(Dataset entries)
========

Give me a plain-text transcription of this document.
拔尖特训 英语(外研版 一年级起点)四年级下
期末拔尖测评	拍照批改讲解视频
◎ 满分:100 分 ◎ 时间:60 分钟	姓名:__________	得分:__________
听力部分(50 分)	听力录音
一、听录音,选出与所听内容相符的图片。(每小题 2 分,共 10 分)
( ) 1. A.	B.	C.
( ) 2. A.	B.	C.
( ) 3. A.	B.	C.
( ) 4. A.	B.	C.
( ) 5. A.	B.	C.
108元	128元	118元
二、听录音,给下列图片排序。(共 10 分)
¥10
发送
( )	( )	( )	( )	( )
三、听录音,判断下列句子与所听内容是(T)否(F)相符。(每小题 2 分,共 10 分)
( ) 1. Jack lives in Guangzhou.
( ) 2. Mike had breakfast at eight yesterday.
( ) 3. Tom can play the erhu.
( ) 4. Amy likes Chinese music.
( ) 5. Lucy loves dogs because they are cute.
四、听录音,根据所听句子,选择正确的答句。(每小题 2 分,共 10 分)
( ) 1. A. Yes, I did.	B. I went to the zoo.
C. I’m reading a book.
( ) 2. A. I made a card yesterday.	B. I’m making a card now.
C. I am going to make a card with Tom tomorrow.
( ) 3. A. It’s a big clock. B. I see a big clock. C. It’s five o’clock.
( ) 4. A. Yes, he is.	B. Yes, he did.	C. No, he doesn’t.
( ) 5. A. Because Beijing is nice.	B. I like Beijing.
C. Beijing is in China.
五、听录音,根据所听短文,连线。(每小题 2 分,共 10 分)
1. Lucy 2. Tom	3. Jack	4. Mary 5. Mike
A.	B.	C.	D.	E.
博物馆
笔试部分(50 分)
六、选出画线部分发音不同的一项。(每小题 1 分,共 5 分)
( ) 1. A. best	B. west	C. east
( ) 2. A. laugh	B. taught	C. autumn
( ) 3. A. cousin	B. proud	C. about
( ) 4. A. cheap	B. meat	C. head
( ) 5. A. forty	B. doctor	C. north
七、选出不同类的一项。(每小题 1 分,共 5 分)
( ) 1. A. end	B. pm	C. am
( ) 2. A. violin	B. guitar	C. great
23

========

> [Short task]
Return each entry from the material above exactly as it appears.

> [Written solution]
Give me a plain-text transcription of this document.
拔尖特训 英语(外研版 一年级起点)四年级下
期末拔尖测评	拍照批改讲解视频
◎ 满分:100 分 ◎ 时间:60 分钟	姓名:__________	得分:__________
听力部分(50 分)	听力录音
一、听录音,选出与所听内容相符的图片。(每小题 2 分,共 10 分)
( ) 1. A.	B.	C.
( ) 2. A.	B.	C.
( ) 3. A.	B.	C.
( ) 4. A.	B.	C.
( ) 5. A.	B.	C.
108元	128元	118元
二、听录音,给下列图片排序。(共 10 分)
¥10
发送
( )	( )	( )	( )	( )
三、听录音,判断下列句子与所听内容是(T)否(F)相符。(每小题 2 分,共 10 分)
( ) 1. Jack lives in Guangzhou.
( ) 2. Mike had breakfast at eight yesterday.
( ) 3. Tom can play the erhu.
( ) 4. Amy likes Chinese music.
( ) 5. Lucy loves dogs because they are cute.
四、听录音,根据所听句子,选择正确的答句。(每小题 2 分,共 10 分)
( ) 1. A. Yes, I did.	B. I went to the zoo.
C. I’m reading a book.
( ) 2. A. I made a card yesterday.	B. I’m making a card now.
C. I am going to make a card with Tom tomorrow.
( ) 3. A. It’s a big clock. B. I see a big clock. C. It’s five o’clock.
( ) 4. A. Yes, he is.	B. Yes, he did.	C. No, he doesn’t.
( ) 5. A. Because Beijing is nice.	B. I like Beijing.
C. Beijing is in China.
五、听录音,根据所听短文,连线。(每小题 2 分,共 10 分)
1. Lucy 2. Tom	3. Jack	4. Mary 5. Mike
A.	B.	C.	D.	E.
博物馆
笔试部分(50 分)
六、选出画线部分发音不同的一项。(每小题 1 分,共 5 分)
( ) 1. A. best	B. west	C. east
( ) 2. A. laugh	B. taught	C. autumn
( ) 3. A. cousin	B. proud	C. about
( ) 4. A. cheap	B. meat	C. head
( ) 5. A. forty	B. doctor	C. north
七、选出不同类的一项。(每小题 1 分,共 5 分)
( ) 1. A. end	B. pm	C. am
( ) 2. A. violin	B. guitar	C. great
23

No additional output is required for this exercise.